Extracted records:
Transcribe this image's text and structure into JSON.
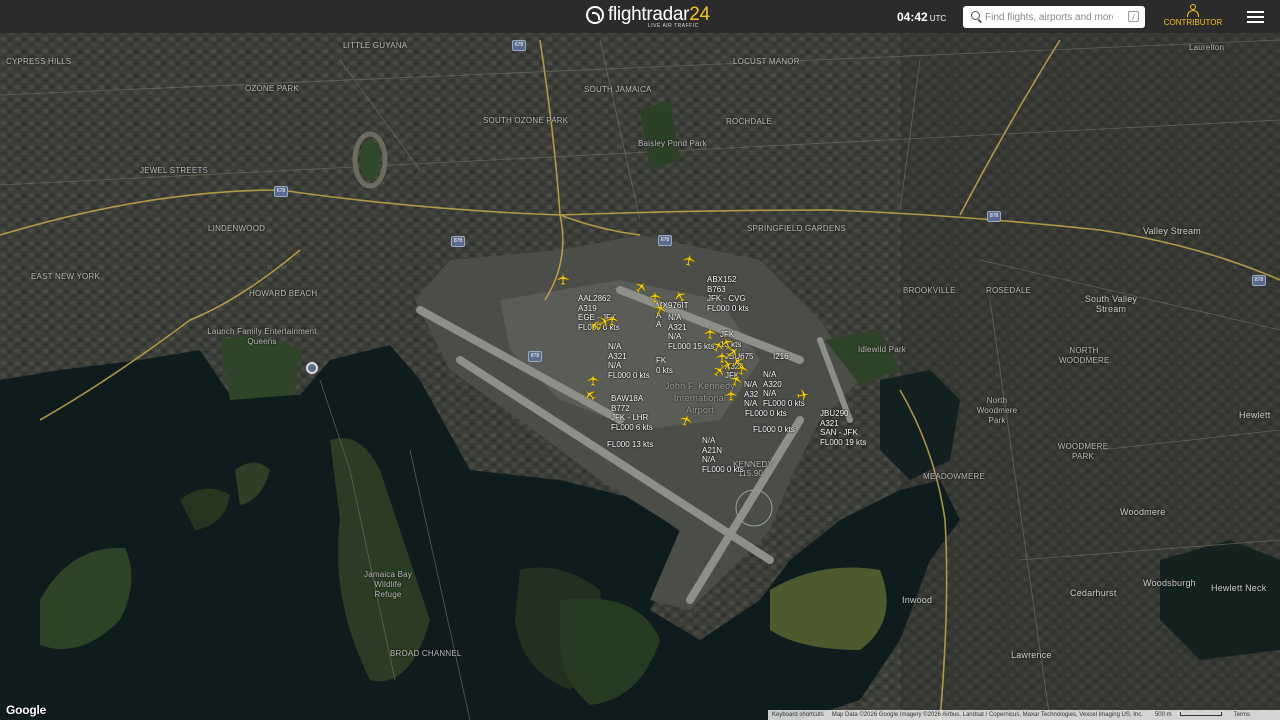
{
  "header": {
    "logo_text": "flightradar",
    "logo_number": "24",
    "logo_tagline": "LIVE AIR TRAFFIC",
    "time": "04:42",
    "time_zone": "UTC",
    "search_placeholder": "Find flights, airports and more",
    "search_shortcut": "/",
    "contributor_label": "CONTRIBUTOR"
  },
  "map": {
    "places": [
      "LITTLE GUYANA",
      "CYPRESS HILLS",
      "OZONE PARK",
      "SOUTH JAMAICA",
      "LOCUST MANOR",
      "SOUTH OZONE PARK",
      "ROCHDALE",
      "Baisley Pond Park",
      "JEWEL STREETS",
      "LINDENWOOD",
      "SPRINGFIELD GARDENS",
      "EAST NEW YORK",
      "HOWARD BEACH",
      "Launch Family Entertainment Queens",
      "BROOKVILLE",
      "ROSEDALE",
      "Valley Stream",
      "South Valley Stream",
      "Idlewild Park",
      "NORTH WOODMERE",
      "North Woodmere Park",
      "WOODMERE PARK",
      "Hewlett",
      "MEADOWMERE",
      "Woodmere",
      "Woodsburgh",
      "Hewlett Neck",
      "Cedarhurst",
      "Inwood",
      "Lawrence",
      "Jamaica Bay Wildlife Refuge",
      "BROAD CHANNEL",
      "Laurelton",
      "John F. Kennedy International Airport",
      "KENNEDY",
      "115.90"
    ],
    "shields": [
      "678",
      "678",
      "878",
      "678",
      "878",
      "878",
      "878"
    ],
    "flights": [
      [
        "AAL2862",
        "A319",
        "EGE - JFK",
        "FL000 0 kts"
      ],
      [
        "ABX152",
        "B763",
        "JFK - CVG",
        "FL000 0 kts"
      ],
      [
        "MX976IT",
        "A",
        "A"
      ],
      [
        "N/A",
        "A321",
        "N/A",
        "FL000 15 kts"
      ],
      [
        "JFK",
        "13 kts"
      ],
      [
        "N/A",
        "A321",
        "N/A",
        "FL000 0 kts"
      ],
      [
        "FK",
        "0 kts"
      ],
      [
        "JBU675",
        "A320",
        "JFK"
      ],
      [
        "I216"
      ],
      [
        "N/A",
        "A320",
        "N/A",
        "FL000 0 kts"
      ],
      [
        "N/A",
        "A32",
        "N/A"
      ],
      [
        "FL000 0 kts"
      ],
      [
        "BAW18A",
        "B772",
        "JFK - LHR",
        "FL000 6 kts"
      ],
      [
        "FL000 13 kts"
      ],
      [
        "JBU290",
        "A321",
        "SAN - JFK",
        "FL000 19 kts"
      ],
      [
        "FL000 0 kts"
      ],
      [
        "N/A",
        "A21N",
        "N/A",
        "FL000 0 kts"
      ]
    ],
    "aircraft_icon": "airplane-icon",
    "aircraft_color": "#f5d10a"
  },
  "footer": {
    "google_logo": "Google",
    "keyboard_shortcuts": "Keyboard shortcuts",
    "map_data": "Map Data ©2026 Google Imagery ©2026 Airbus, Landsat / Copernicus, Maxar Technologies, Vexcel Imaging US, Inc.",
    "scale": "500 m",
    "terms": "Terms"
  },
  "colors": {
    "topbar": "#2b2b2b",
    "accent": "#f5c518",
    "water": "#0f1c1e"
  }
}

Aim:
Write out the entries again, exactly as given, skipping any images.

Task solution:
Transcribe this image's text and structure into JSON.
{
  "header": {
    "logo_text": "flightradar",
    "logo_number": "24",
    "logo_tagline": "LIVE AIR TRAFFIC",
    "time": "04:42",
    "time_zone": "UTC",
    "search_placeholder": "Find flights, airports and more",
    "search_shortcut": "/",
    "contributor_label": "CONTRIBUTOR"
  },
  "map": {
    "places": [
      "LITTLE GUYANA",
      "CYPRESS HILLS",
      "OZONE PARK",
      "SOUTH JAMAICA",
      "LOCUST MANOR",
      "SOUTH OZONE PARK",
      "ROCHDALE",
      "Baisley Pond Park",
      "JEWEL STREETS",
      "LINDENWOOD",
      "SPRINGFIELD GARDENS",
      "EAST NEW YORK",
      "HOWARD BEACH",
      "Launch Family Entertainment Queens",
      "BROOKVILLE",
      "ROSEDALE",
      "Valley Stream",
      "South Valley Stream",
      "Idlewild Park",
      "NORTH WOODMERE",
      "North Woodmere Park",
      "WOODMERE PARK",
      "Hewlett",
      "MEADOWMERE",
      "Woodmere",
      "Woodsburgh",
      "Hewlett Neck",
      "Cedarhurst",
      "Inwood",
      "Lawrence",
      "Jamaica Bay Wildlife Refuge",
      "BROAD CHANNEL",
      "Laurelton",
      "John F. Kennedy International Airport",
      "KENNEDY",
      "115.90"
    ],
    "shields": [
      "678",
      "678",
      "878",
      "678",
      "878",
      "878",
      "878"
    ],
    "flights": [
      [
        "AAL2862",
        "A319",
        "EGE - JFK",
        "FL000 0 kts"
      ],
      [
        "ABX152",
        "B763",
        "JFK - CVG",
        "FL000 0 kts"
      ],
      [
        "MX976IT",
        "A",
        "A"
      ],
      [
        "N/A",
        "A321",
        "N/A",
        "FL000 15 kts"
      ],
      [
        "JFK",
        "13 kts"
      ],
      [
        "N/A",
        "A321",
        "N/A",
        "FL000 0 kts"
      ],
      [
        "FK",
        "0 kts"
      ],
      [
        "JBU675",
        "A320",
        "JFK"
      ],
      [
        "I216"
      ],
      [
        "N/A",
        "A320",
        "N/A",
        "FL000 0 kts"
      ],
      [
        "N/A",
        "A32",
        "N/A"
      ],
      [
        "FL000 0 kts"
      ],
      [
        "BAW18A",
        "B772",
        "JFK - LHR",
        "FL000 6 kts"
      ],
      [
        "FL000 13 kts"
      ],
      [
        "JBU290",
        "A321",
        "SAN - JFK",
        "FL000 19 kts"
      ],
      [
        "FL000 0 kts"
      ],
      [
        "N/A",
        "A21N",
        "N/A",
        "FL000 0 kts"
      ]
    ],
    "aircraft_icon": "airplane-icon",
    "aircraft_color": "#f5d10a"
  },
  "footer": {
    "google_logo": "Google",
    "keyboard_shortcuts": "Keyboard shortcuts",
    "map_data": "Map Data ©2026 Google Imagery ©2026 Airbus, Landsat / Copernicus, Maxar Technologies, Vexcel Imaging US, Inc.",
    "scale": "500 m",
    "terms": "Terms"
  },
  "colors": {
    "topbar": "#2b2b2b",
    "accent": "#f5c518",
    "water": "#0f1c1e"
  }
}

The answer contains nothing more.